**EXERCISE DETAILS:** Set down each record exactly as written.

----

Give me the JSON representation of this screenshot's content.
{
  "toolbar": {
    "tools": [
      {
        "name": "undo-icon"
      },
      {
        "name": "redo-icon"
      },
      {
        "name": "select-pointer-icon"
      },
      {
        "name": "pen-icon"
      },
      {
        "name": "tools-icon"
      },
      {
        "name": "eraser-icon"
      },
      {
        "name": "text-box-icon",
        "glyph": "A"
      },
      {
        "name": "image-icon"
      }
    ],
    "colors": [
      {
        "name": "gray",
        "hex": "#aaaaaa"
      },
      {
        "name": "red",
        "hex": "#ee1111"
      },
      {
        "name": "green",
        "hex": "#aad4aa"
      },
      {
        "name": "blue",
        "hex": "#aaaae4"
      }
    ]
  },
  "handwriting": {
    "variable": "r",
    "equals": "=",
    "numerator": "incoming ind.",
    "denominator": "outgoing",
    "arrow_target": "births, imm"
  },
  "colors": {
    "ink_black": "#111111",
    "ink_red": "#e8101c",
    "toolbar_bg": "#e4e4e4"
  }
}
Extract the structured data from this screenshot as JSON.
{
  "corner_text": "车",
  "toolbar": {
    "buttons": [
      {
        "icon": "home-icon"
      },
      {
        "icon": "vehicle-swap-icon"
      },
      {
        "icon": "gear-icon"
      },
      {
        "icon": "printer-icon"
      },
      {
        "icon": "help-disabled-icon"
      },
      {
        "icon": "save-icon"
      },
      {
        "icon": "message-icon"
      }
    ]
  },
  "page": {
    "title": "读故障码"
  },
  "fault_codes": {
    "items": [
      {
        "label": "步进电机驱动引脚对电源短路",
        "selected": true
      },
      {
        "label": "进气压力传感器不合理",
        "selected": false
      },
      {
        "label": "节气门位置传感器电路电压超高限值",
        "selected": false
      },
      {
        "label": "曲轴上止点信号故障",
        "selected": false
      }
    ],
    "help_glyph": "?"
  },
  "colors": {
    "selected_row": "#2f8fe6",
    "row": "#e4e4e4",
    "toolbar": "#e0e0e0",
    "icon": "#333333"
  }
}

----

**RESULT FOR THIS TASK:**
Give me the JSON representation of this screenshot's content.
{
  "toolbar": {
    "tools": [
      {
        "name": "undo-icon"
      },
      {
        "name": "redo-icon"
      },
      {
        "name": "select-pointer-icon"
      },
      {
        "name": "pen-icon"
      },
      {
        "name": "tools-icon"
      },
      {
        "name": "eraser-icon"
      },
      {
        "name": "text-box-icon",
        "glyph": "A"
      },
      {
        "name": "image-icon"
      }
    ],
    "colors": [
      {
        "name": "gray",
        "hex": "#aaaaaa"
      },
      {
        "name": "red",
        "hex": "#ee1111"
      },
      {
        "name": "green",
        "hex": "#aad4aa"
      },
      {
        "name": "blue",
        "hex": "#aaaae4"
      }
    ]
  },
  "handwriting": {
    "variable": "r",
    "equals": "=",
    "numerator": "incoming ind.",
    "denominator": "outgoing",
    "arrow_target": "births, imm"
  },
  "colors": {
    "ink_black": "#111111",
    "ink_red": "#e8101c",
    "toolbar_bg": "#e4e4e4"
  }
}
Extract the structured data from this screenshot as JSON.
{
  "corner_text": "车",
  "toolbar": {
    "buttons": [
      {
        "icon": "home-icon"
      },
      {
        "icon": "vehicle-swap-icon"
      },
      {
        "icon": "gear-icon"
      },
      {
        "icon": "printer-icon"
      },
      {
        "icon": "help-disabled-icon"
      },
      {
        "icon": "save-icon"
      },
      {
        "icon": "message-icon"
      }
    ]
  },
  "page": {
    "title": "读故障码"
  },
  "fault_codes": {
    "items": [
      {
        "label": "步进电机驱动引脚对电源短路",
        "selected": true
      },
      {
        "label": "进气压力传感器不合理",
        "selected": false
      },
      {
        "label": "节气门位置传感器电路电压超高限值",
        "selected": false
      },
      {
        "label": "曲轴上止点信号故障",
        "selected": false
      }
    ],
    "help_glyph": "?"
  },
  "colors": {
    "selected_row": "#2f8fe6",
    "row": "#e4e4e4",
    "toolbar": "#e0e0e0",
    "icon": "#333333"
  }
}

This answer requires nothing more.